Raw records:

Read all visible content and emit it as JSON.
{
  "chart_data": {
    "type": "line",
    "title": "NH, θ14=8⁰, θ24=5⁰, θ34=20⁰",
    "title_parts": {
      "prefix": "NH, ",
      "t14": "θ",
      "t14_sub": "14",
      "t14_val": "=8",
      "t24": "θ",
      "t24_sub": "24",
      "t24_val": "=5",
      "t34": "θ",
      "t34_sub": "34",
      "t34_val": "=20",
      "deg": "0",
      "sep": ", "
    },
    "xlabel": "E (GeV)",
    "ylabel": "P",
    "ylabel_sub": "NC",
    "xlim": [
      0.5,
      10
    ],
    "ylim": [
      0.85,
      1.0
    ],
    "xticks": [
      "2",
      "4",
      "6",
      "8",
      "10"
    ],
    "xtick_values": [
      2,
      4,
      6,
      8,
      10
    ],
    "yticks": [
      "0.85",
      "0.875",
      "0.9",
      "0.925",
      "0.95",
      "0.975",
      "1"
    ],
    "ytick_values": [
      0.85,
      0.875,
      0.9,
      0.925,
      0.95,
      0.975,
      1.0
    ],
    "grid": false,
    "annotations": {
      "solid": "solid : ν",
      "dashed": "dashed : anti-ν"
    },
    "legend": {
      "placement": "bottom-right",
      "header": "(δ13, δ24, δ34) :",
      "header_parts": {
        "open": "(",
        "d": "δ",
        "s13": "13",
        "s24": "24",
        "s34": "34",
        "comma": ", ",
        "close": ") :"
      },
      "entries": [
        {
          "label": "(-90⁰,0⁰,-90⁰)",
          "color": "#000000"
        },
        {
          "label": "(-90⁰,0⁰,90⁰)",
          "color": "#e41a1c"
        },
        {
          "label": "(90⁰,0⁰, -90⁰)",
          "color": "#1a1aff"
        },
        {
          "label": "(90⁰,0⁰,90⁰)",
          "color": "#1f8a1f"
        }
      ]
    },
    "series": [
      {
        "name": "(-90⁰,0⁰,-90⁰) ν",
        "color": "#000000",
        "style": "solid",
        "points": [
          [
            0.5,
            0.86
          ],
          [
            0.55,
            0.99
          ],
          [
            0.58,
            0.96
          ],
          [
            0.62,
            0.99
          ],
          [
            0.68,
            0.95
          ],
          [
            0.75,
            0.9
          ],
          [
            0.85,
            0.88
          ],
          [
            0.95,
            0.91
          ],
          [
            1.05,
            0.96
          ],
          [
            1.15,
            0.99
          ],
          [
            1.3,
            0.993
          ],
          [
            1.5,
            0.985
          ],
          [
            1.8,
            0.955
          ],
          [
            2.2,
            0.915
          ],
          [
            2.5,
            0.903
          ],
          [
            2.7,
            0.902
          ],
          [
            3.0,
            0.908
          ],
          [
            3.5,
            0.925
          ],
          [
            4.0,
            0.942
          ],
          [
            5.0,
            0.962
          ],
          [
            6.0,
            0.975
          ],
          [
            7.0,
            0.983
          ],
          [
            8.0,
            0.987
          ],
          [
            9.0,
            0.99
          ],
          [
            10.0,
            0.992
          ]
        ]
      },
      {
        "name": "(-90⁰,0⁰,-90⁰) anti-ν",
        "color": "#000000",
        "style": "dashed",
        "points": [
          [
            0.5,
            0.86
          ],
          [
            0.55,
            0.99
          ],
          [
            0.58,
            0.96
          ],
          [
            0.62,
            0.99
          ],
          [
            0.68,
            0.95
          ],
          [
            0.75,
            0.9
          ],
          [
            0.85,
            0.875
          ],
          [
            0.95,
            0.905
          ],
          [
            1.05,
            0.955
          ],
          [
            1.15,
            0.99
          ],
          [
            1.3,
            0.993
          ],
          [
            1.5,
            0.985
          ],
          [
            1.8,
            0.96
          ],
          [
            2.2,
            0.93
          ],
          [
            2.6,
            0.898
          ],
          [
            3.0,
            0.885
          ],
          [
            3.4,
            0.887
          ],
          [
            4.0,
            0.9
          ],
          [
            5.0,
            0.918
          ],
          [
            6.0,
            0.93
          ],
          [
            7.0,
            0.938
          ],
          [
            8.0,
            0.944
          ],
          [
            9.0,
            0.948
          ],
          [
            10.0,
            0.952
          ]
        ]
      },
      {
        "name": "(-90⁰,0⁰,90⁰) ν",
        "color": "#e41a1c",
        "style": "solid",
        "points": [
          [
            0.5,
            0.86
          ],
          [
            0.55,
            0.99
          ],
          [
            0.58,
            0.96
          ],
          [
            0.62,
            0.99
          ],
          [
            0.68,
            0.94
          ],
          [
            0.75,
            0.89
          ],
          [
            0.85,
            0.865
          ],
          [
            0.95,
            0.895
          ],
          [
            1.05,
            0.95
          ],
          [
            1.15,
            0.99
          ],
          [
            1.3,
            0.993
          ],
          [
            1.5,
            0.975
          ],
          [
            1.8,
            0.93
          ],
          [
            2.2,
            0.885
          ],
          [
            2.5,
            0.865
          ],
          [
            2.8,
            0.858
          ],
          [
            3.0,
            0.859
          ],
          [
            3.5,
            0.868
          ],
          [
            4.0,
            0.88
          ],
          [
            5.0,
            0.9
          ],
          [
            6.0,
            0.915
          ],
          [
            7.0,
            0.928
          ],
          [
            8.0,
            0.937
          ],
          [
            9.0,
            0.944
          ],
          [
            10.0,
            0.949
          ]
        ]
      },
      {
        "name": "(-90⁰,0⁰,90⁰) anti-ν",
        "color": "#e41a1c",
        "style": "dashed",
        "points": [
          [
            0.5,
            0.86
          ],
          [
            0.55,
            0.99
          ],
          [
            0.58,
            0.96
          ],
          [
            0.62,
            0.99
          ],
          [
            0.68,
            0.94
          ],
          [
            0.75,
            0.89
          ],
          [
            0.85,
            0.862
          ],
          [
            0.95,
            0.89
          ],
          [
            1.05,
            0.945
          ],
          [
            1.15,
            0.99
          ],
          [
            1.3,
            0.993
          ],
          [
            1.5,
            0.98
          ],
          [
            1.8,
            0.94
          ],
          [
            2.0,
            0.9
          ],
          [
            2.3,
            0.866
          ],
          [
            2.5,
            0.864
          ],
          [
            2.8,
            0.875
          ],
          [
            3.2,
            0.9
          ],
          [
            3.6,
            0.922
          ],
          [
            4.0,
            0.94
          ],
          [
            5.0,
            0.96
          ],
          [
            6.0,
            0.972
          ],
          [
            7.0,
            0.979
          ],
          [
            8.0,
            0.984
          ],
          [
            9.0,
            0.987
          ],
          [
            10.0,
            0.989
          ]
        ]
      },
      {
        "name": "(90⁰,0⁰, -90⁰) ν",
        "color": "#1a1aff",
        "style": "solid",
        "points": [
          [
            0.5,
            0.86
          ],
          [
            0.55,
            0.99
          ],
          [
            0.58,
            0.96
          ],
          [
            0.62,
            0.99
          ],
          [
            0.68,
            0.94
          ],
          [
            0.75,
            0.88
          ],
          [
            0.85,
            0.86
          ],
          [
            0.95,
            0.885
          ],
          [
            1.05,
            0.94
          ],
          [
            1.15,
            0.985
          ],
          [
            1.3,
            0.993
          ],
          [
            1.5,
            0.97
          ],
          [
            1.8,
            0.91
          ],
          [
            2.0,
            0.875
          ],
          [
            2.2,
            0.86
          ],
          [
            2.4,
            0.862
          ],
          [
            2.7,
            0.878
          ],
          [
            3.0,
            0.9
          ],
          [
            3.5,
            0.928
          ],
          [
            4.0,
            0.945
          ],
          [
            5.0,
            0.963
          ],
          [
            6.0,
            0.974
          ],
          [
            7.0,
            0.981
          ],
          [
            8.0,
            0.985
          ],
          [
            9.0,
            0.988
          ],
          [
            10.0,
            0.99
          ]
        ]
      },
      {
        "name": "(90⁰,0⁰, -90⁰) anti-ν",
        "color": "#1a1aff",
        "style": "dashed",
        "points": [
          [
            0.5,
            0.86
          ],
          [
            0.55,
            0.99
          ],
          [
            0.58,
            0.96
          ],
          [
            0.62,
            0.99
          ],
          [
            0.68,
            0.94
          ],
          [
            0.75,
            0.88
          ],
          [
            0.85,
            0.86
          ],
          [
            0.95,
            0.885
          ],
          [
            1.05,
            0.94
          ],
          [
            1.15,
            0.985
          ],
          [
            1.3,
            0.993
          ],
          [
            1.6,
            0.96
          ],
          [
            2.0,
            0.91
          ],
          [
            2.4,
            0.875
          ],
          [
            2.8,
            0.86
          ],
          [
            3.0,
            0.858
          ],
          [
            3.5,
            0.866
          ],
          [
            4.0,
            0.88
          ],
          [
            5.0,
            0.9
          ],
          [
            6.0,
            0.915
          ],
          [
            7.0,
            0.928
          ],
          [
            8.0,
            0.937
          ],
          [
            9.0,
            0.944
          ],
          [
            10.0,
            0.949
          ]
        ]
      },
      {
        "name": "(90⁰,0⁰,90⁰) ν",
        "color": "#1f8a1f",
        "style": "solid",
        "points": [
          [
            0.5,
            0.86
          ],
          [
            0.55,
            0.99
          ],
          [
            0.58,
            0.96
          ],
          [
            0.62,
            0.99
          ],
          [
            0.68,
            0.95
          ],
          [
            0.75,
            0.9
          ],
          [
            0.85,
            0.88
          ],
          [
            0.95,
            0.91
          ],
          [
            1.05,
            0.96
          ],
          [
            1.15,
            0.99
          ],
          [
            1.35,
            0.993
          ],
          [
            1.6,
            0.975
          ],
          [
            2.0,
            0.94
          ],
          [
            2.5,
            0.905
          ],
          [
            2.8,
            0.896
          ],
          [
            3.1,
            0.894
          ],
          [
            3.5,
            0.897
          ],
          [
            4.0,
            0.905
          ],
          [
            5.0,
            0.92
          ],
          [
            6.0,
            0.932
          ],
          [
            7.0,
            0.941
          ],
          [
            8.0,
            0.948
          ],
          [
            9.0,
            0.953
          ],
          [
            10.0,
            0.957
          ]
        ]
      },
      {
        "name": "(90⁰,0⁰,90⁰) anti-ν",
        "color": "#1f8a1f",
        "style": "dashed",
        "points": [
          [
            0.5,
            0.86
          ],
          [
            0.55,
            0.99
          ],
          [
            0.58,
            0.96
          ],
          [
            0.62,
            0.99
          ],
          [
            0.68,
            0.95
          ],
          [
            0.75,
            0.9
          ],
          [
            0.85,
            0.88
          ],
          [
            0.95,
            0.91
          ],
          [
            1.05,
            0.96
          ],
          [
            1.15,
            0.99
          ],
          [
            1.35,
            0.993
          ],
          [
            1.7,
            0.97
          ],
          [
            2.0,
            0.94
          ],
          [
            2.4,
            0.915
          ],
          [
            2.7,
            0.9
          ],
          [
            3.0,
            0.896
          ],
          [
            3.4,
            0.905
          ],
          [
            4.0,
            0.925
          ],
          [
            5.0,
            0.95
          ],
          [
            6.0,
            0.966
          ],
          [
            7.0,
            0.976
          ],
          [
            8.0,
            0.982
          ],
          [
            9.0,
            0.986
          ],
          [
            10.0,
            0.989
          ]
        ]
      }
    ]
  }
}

### THE TASK:
Gather each line that holds "anti".

### RESPONSE TO THE TASK:
      "dashed": "dashed : anti-ν"
        "name": "(-90⁰,0⁰,-90⁰) anti-ν",
        "name": "(-90⁰,0⁰,90⁰) anti-ν",
        "name": "(90⁰,0⁰, -90⁰) anti-ν",
        "name": "(90⁰,0⁰,90⁰) anti-ν",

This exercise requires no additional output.